- _課題 A_:
抜粋が高い結晶性の表れとして挙げている指標を、すべて書き出せ。
- _課題 B_:
抜粋のうち、「加えて、当該プロピレンポリマ」を含む箇所から書き始め、「成形品にとりわけ適用できる。」で終わる部分を、そのまま書き写せ。
--- 抜粋 ---
加えて、当該プロピレンポリマー組成物は、ISO 178に準拠して決定される、好ましくは1900MPa超、より好ましくは少なくとも1925MPa、さらにより好ましくは少なくとも1950MPa、最も好ましくは1975MPa~2500MPaの曲げ弾性率を有する。
【0034】
本発明に係るプロピレンポリマー組成物は、驚くべきことに、そのF30溶融強度及びV30溶融伸展性に見られる良好な溶融強度、その融解温度、融解エンタルピー及び結晶化温度及び低いXCS画分量に見られる高い結晶性、低いXHU画分量で示される低いゲル含有量、曲げ弾性率に見られる高い剛性、並びに熱変形温度(HDT)で示される改善された耐熱性の特性の改良されたバランスを兼ね備えている。それゆえ、本発明に係るプロピレンポリマー組成物は、とりわけ軽量用途、自動車用途、及び食品包装用途等の包装用途におけるフィルム、発泡体、及び成形品にとりわけ適用できる。
【0035】
上で又は以降に規定される本発明に係るプロピレンポリマー組成物は、プロピレンポリマーに長鎖分岐を導入する改変された高溶融強度(HMS)の反応器後の改質プロセスで調製される。
--- データ欄 ---
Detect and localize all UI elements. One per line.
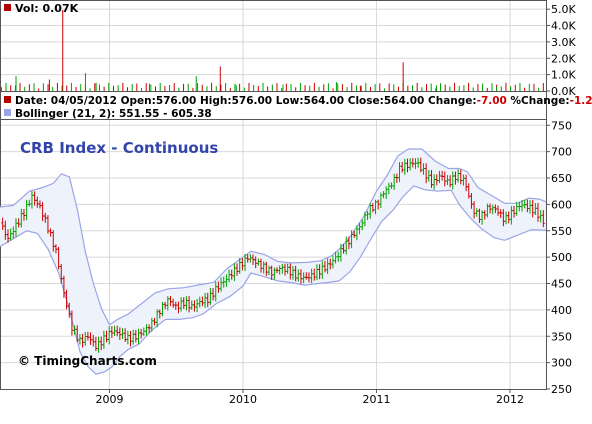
---
- _解答全文 A_:
融解温度、融解エンタルピー、結晶化温度、低いXCS画分量

- _解答全文 B_:
加えて、当該プロピレンポリマー組成物は、ISO 178に準拠して決定される、好ましくは1900MPa超、より好ましくは少なくとも1925MPa、さらにより好ましくは少なくとも1950MPa、最も好ましくは1975MPa~2500MPaの曲げ弾性率を有する。
【0034】
本発明に係るプロピレンポリマー組成物は、驚くべきことに、そのF30溶融強度及びV30溶融伸展性に見られる良好な溶融強度、その融解温度、融解エンタルピー及び結晶化温度及び低いXCS画分量に見られる高い結晶性、低いXHU画分量で示される低いゲル含有量、曲げ弾性率に見られる高い剛性、並びに熱変形温度(HDT)で示される改善された耐熱性の特性の改良されたバランスを兼ね備えている。それゆえ、本発明に係るプロピレンポリマー組成物は、とりわけ軽量用途、自動車用途、及び食品包装用途等の包装用途におけるフィルム、発泡体、及び成形品にとりわけ適用できる。